■ MATERIAL PROVIDED:
◆ ◆ ◆

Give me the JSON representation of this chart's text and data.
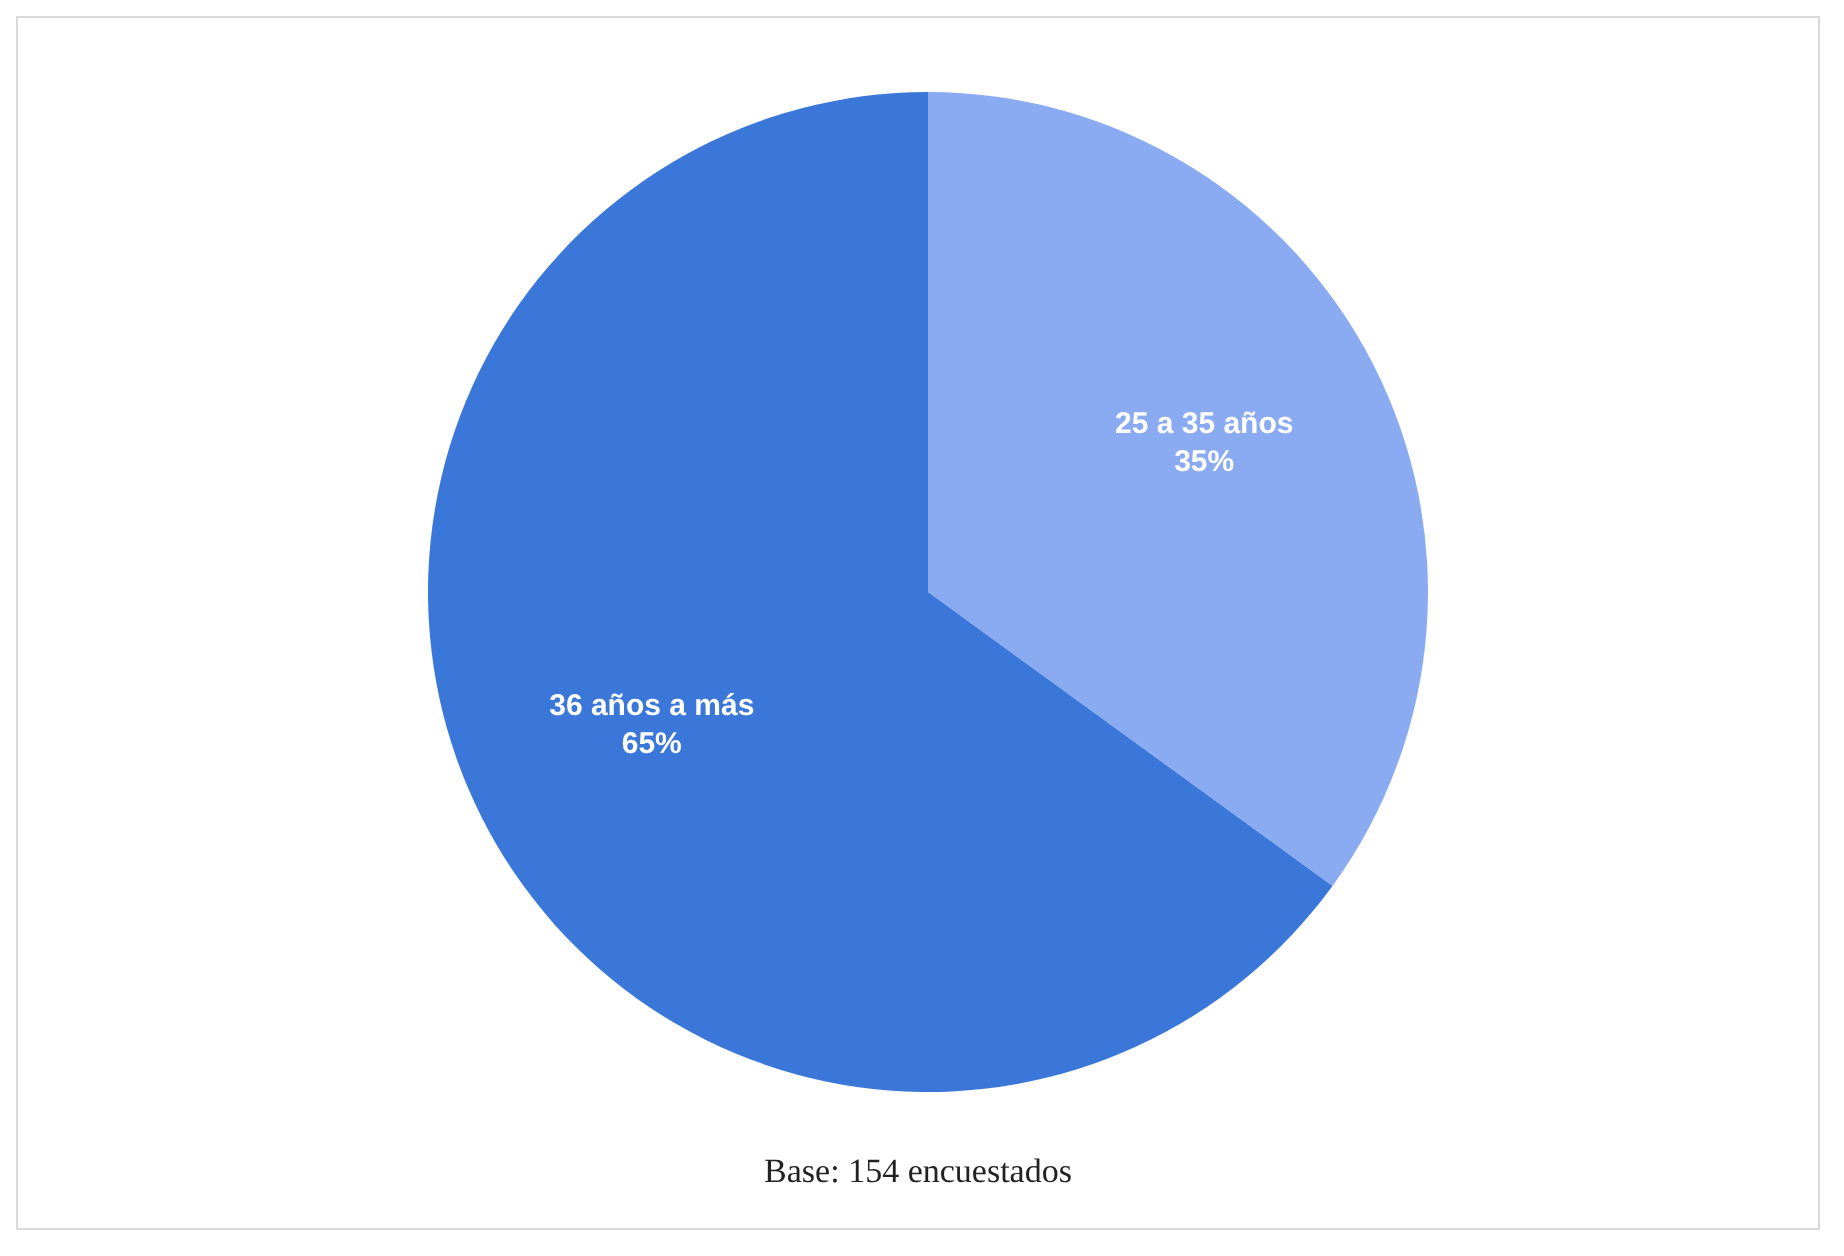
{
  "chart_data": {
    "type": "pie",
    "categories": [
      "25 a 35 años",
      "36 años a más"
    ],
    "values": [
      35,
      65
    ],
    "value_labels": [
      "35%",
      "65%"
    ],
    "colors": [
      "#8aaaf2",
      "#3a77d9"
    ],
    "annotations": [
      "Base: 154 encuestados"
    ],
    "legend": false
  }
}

◆ ◆ ◆

■ TASK DIRECTIONS:
Omit the pictures, and quote the material above exactly as given.

■ ANSWER BELOW:
Give me the JSON representation of this chart's text and data.
{
  "chart_data": {
    "type": "pie",
    "categories": [
      "25 a 35 años",
      "36 años a más"
    ],
    "values": [
      35,
      65
    ],
    "value_labels": [
      "35%",
      "65%"
    ],
    "colors": [
      "#8aaaf2",
      "#3a77d9"
    ],
    "annotations": [
      "Base: 154 encuestados"
    ],
    "legend": false
  }
}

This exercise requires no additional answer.